## START Record list
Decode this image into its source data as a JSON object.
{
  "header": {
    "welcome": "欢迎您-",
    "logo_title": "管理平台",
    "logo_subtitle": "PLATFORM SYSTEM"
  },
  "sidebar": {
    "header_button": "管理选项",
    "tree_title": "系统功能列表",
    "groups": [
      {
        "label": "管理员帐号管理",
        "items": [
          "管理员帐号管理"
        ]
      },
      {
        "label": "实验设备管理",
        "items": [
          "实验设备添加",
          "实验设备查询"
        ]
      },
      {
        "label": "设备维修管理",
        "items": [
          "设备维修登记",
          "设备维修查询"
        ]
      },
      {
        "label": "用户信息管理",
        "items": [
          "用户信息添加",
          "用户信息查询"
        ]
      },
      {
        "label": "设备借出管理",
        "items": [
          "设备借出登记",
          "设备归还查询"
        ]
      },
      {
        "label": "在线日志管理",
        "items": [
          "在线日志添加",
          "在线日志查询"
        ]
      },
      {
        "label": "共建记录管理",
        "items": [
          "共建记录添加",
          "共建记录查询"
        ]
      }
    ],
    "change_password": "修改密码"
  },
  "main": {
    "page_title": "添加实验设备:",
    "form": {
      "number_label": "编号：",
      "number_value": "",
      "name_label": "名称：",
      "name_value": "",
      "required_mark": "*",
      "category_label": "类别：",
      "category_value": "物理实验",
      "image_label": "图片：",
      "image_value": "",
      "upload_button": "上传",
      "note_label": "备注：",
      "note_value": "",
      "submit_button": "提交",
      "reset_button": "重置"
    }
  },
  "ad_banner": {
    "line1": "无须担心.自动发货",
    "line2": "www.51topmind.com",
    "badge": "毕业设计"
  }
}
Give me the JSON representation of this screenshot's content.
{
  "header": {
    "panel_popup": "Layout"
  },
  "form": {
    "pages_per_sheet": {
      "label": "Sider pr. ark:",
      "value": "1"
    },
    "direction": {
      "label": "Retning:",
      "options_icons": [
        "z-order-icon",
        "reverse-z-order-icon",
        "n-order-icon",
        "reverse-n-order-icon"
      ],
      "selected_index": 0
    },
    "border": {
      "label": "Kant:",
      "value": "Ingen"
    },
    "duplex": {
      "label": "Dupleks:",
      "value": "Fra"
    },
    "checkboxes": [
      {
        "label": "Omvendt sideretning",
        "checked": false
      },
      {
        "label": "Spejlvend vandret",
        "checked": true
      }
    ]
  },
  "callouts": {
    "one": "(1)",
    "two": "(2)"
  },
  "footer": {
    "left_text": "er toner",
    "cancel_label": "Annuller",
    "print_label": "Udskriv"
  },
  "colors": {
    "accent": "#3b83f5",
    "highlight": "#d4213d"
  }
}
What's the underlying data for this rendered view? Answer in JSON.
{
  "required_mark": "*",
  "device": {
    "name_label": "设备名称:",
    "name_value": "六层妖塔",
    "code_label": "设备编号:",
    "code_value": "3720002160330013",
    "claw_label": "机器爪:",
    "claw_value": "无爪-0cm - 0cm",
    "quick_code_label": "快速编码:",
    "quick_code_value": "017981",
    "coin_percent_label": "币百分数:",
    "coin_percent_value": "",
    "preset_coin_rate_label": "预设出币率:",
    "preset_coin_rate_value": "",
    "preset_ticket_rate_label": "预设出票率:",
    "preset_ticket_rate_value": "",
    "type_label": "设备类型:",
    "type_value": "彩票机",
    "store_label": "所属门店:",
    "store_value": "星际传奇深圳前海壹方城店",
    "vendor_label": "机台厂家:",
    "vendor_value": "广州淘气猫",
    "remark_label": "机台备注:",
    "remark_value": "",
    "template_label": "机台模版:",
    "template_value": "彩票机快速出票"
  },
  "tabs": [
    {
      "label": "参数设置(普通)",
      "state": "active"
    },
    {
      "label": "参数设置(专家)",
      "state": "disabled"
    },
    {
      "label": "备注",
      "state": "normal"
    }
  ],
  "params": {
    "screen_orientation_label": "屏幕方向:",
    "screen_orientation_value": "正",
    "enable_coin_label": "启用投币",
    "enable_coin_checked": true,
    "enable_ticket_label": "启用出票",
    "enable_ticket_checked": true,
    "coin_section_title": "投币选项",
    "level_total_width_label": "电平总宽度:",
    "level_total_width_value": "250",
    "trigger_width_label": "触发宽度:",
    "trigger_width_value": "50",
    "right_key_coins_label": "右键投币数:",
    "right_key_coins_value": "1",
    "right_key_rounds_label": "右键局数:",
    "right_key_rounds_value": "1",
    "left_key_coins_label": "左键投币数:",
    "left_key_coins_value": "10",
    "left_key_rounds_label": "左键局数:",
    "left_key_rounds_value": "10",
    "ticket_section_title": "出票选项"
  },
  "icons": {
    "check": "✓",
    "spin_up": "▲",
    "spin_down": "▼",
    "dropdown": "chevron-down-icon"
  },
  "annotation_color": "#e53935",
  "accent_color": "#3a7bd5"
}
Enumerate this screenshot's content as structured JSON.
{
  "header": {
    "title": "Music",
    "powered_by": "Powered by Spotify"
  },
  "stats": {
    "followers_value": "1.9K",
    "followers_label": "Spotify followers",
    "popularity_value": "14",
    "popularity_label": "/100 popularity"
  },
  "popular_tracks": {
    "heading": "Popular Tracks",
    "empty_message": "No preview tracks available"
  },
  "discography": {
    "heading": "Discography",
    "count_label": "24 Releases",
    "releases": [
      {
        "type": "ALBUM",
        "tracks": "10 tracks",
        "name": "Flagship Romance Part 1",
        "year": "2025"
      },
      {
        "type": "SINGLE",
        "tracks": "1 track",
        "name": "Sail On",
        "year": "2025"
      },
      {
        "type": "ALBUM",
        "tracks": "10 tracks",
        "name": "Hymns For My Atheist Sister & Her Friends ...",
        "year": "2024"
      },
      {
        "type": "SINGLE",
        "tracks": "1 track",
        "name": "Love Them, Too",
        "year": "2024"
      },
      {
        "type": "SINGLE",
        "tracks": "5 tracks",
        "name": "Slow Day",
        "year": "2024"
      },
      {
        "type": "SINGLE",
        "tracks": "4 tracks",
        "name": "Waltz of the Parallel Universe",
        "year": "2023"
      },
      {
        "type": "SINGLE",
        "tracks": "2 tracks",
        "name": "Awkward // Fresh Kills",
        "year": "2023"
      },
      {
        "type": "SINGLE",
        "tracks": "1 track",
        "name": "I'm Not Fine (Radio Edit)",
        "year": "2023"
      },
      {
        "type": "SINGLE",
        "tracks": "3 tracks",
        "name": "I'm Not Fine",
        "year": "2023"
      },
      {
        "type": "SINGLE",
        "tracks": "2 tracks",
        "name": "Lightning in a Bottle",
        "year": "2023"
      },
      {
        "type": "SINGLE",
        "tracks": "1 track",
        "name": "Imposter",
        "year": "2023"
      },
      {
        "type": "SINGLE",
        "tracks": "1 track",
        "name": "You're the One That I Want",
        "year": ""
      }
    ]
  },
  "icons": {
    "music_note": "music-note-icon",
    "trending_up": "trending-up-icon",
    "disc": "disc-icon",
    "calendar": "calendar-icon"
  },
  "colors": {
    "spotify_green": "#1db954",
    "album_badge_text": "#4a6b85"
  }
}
## END Record list
Objective -
Each record should come back exactly as written.

The reply -
Decode this image into its source data as a JSON object.
{
  "header": {
    "welcome": "欢迎您-",
    "logo_title": "管理平台",
    "logo_subtitle": "PLATFORM SYSTEM"
  },
  "sidebar": {
    "header_button": "管理选项",
    "tree_title": "系统功能列表",
    "groups": [
      {
        "label": "管理员帐号管理",
        "items": [
          "管理员帐号管理"
        ]
      },
      {
        "label": "实验设备管理",
        "items": [
          "实验设备添加",
          "实验设备查询"
        ]
      },
      {
        "label": "设备维修管理",
        "items": [
          "设备维修登记",
          "设备维修查询"
        ]
      },
      {
        "label": "用户信息管理",
        "items": [
          "用户信息添加",
          "用户信息查询"
        ]
      },
      {
        "label": "设备借出管理",
        "items": [
          "设备借出登记",
          "设备归还查询"
        ]
      },
      {
        "label": "在线日志管理",
        "items": [
          "在线日志添加",
          "在线日志查询"
        ]
      },
      {
        "label": "共建记录管理",
        "items": [
          "共建记录添加",
          "共建记录查询"
        ]
      }
    ],
    "change_password": "修改密码"
  },
  "main": {
    "page_title": "添加实验设备:",
    "form": {
      "number_label": "编号：",
      "number_value": "",
      "name_label": "名称：",
      "name_value": "",
      "required_mark": "*",
      "category_label": "类别：",
      "category_value": "物理实验",
      "image_label": "图片：",
      "image_value": "",
      "upload_button": "上传",
      "note_label": "备注：",
      "note_value": "",
      "submit_button": "提交",
      "reset_button": "重置"
    }
  },
  "ad_banner": {
    "line1": "无须担心.自动发货",
    "line2": "www.51topmind.com",
    "badge": "毕业设计"
  }
}
Give me the JSON representation of this screenshot's content.
{
  "header": {
    "panel_popup": "Layout"
  },
  "form": {
    "pages_per_sheet": {
      "label": "Sider pr. ark:",
      "value": "1"
    },
    "direction": {
      "label": "Retning:",
      "options_icons": [
        "z-order-icon",
        "reverse-z-order-icon",
        "n-order-icon",
        "reverse-n-order-icon"
      ],
      "selected_index": 0
    },
    "border": {
      "label": "Kant:",
      "value": "Ingen"
    },
    "duplex": {
      "label": "Dupleks:",
      "value": "Fra"
    },
    "checkboxes": [
      {
        "label": "Omvendt sideretning",
        "checked": false
      },
      {
        "label": "Spejlvend vandret",
        "checked": true
      }
    ]
  },
  "callouts": {
    "one": "(1)",
    "two": "(2)"
  },
  "footer": {
    "left_text": "er toner",
    "cancel_label": "Annuller",
    "print_label": "Udskriv"
  },
  "colors": {
    "accent": "#3b83f5",
    "highlight": "#d4213d"
  }
}
What's the underlying data for this rendered view? Answer in JSON.
{
  "required_mark": "*",
  "device": {
    "name_label": "设备名称:",
    "name_value": "六层妖塔",
    "code_label": "设备编号:",
    "code_value": "3720002160330013",
    "claw_label": "机器爪:",
    "claw_value": "无爪-0cm - 0cm",
    "quick_code_label": "快速编码:",
    "quick_code_value": "017981",
    "coin_percent_label": "币百分数:",
    "coin_percent_value": "",
    "preset_coin_rate_label": "预设出币率:",
    "preset_coin_rate_value": "",
    "preset_ticket_rate_label": "预设出票率:",
    "preset_ticket_rate_value": "",
    "type_label": "设备类型:",
    "type_value": "彩票机",
    "store_label": "所属门店:",
    "store_value": "星际传奇深圳前海壹方城店",
    "vendor_label": "机台厂家:",
    "vendor_value": "广州淘气猫",
    "remark_label": "机台备注:",
    "remark_value": "",
    "template_label": "机台模版:",
    "template_value": "彩票机快速出票"
  },
  "tabs": [
    {
      "label": "参数设置(普通)",
      "state": "active"
    },
    {
      "label": "参数设置(专家)",
      "state": "disabled"
    },
    {
      "label": "备注",
      "state": "normal"
    }
  ],
  "params": {
    "screen_orientation_label": "屏幕方向:",
    "screen_orientation_value": "正",
    "enable_coin_label": "启用投币",
    "enable_coin_checked": true,
    "enable_ticket_label": "启用出票",
    "enable_ticket_checked": true,
    "coin_section_title": "投币选项",
    "level_total_width_label": "电平总宽度:",
    "level_total_width_value": "250",
    "trigger_width_label": "触发宽度:",
    "trigger_width_value": "50",
    "right_key_coins_label": "右键投币数:",
    "right_key_coins_value": "1",
    "right_key_rounds_label": "右键局数:",
    "right_key_rounds_value": "1",
    "left_key_coins_label": "左键投币数:",
    "left_key_coins_value": "10",
    "left_key_rounds_label": "左键局数:",
    "left_key_rounds_value": "10",
    "ticket_section_title": "出票选项"
  },
  "icons": {
    "check": "✓",
    "spin_up": "▲",
    "spin_down": "▼",
    "dropdown": "chevron-down-icon"
  },
  "annotation_color": "#e53935",
  "accent_color": "#3a7bd5"
}
Enumerate this screenshot's content as structured JSON.
{
  "header": {
    "title": "Music",
    "powered_by": "Powered by Spotify"
  },
  "stats": {
    "followers_value": "1.9K",
    "followers_label": "Spotify followers",
    "popularity_value": "14",
    "popularity_label": "/100 popularity"
  },
  "popular_tracks": {
    "heading": "Popular Tracks",
    "empty_message": "No preview tracks available"
  },
  "discography": {
    "heading": "Discography",
    "count_label": "24 Releases",
    "releases": [
      {
        "type": "ALBUM",
        "tracks": "10 tracks",
        "name": "Flagship Romance Part 1",
        "year": "2025"
      },
      {
        "type": "SINGLE",
        "tracks": "1 track",
        "name": "Sail On",
        "year": "2025"
      },
      {
        "type": "ALBUM",
        "tracks": "10 tracks",
        "name": "Hymns For My Atheist Sister & Her Friends ...",
        "year": "2024"
      },
      {
        "type": "SINGLE",
        "tracks": "1 track",
        "name": "Love Them, Too",
        "year": "2024"
      },
      {
        "type": "SINGLE",
        "tracks": "5 tracks",
        "name": "Slow Day",
        "year": "2024"
      },
      {
        "type": "SINGLE",
        "tracks": "4 tracks",
        "name": "Waltz of the Parallel Universe",
        "year": "2023"
      },
      {
        "type": "SINGLE",
        "tracks": "2 tracks",
        "name": "Awkward // Fresh Kills",
        "year": "2023"
      },
      {
        "type": "SINGLE",
        "tracks": "1 track",
        "name": "I'm Not Fine (Radio Edit)",
        "year": "2023"
      },
      {
        "type": "SINGLE",
        "tracks": "3 tracks",
        "name": "I'm Not Fine",
        "year": "2023"
      },
      {
        "type": "SINGLE",
        "tracks": "2 tracks",
        "name": "Lightning in a Bottle",
        "year": "2023"
      },
      {
        "type": "SINGLE",
        "tracks": "1 track",
        "name": "Imposter",
        "year": "2023"
      },
      {
        "type": "SINGLE",
        "tracks": "1 track",
        "name": "You're the One That I Want",
        "year": ""
      }
    ]
  },
  "icons": {
    "music_note": "music-note-icon",
    "trending_up": "trending-up-icon",
    "disc": "disc-icon",
    "calendar": "calendar-icon"
  },
  "colors": {
    "spotify_green": "#1db954",
    "album_badge_text": "#4a6b85"
  }
}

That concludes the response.